-- Begin --
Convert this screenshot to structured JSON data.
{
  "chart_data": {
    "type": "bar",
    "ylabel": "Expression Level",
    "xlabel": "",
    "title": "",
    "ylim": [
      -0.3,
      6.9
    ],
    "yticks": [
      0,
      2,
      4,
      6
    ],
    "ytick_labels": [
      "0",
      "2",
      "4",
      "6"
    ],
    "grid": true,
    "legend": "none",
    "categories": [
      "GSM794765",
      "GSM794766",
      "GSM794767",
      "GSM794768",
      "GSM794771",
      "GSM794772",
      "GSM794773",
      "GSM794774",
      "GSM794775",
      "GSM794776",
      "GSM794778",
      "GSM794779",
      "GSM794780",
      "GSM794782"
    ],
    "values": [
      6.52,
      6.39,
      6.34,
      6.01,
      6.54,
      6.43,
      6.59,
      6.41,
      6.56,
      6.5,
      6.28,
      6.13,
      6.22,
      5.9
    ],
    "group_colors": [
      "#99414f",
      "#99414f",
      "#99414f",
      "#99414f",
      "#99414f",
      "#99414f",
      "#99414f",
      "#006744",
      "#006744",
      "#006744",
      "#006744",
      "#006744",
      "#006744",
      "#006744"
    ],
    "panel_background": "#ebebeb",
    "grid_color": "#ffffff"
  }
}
-- End --
> [REQUIRED WORK] All records above must be set down exactly, please.

> [WRITTEN ANSWER]
Convert this screenshot to structured JSON data.
{
  "chart_data": {
    "type": "bar",
    "ylabel": "Expression Level",
    "xlabel": "",
    "title": "",
    "ylim": [
      -0.3,
      6.9
    ],
    "yticks": [
      0,
      2,
      4,
      6
    ],
    "ytick_labels": [
      "0",
      "2",
      "4",
      "6"
    ],
    "grid": true,
    "legend": "none",
    "categories": [
      "GSM794765",
      "GSM794766",
      "GSM794767",
      "GSM794768",
      "GSM794771",
      "GSM794772",
      "GSM794773",
      "GSM794774",
      "GSM794775",
      "GSM794776",
      "GSM794778",
      "GSM794779",
      "GSM794780",
      "GSM794782"
    ],
    "values": [
      6.52,
      6.39,
      6.34,
      6.01,
      6.54,
      6.43,
      6.59,
      6.41,
      6.56,
      6.5,
      6.28,
      6.13,
      6.22,
      5.9
    ],
    "group_colors": [
      "#99414f",
      "#99414f",
      "#99414f",
      "#99414f",
      "#99414f",
      "#99414f",
      "#99414f",
      "#006744",
      "#006744",
      "#006744",
      "#006744",
      "#006744",
      "#006744",
      "#006744"
    ],
    "panel_background": "#ebebeb",
    "grid_color": "#ffffff"
  }
}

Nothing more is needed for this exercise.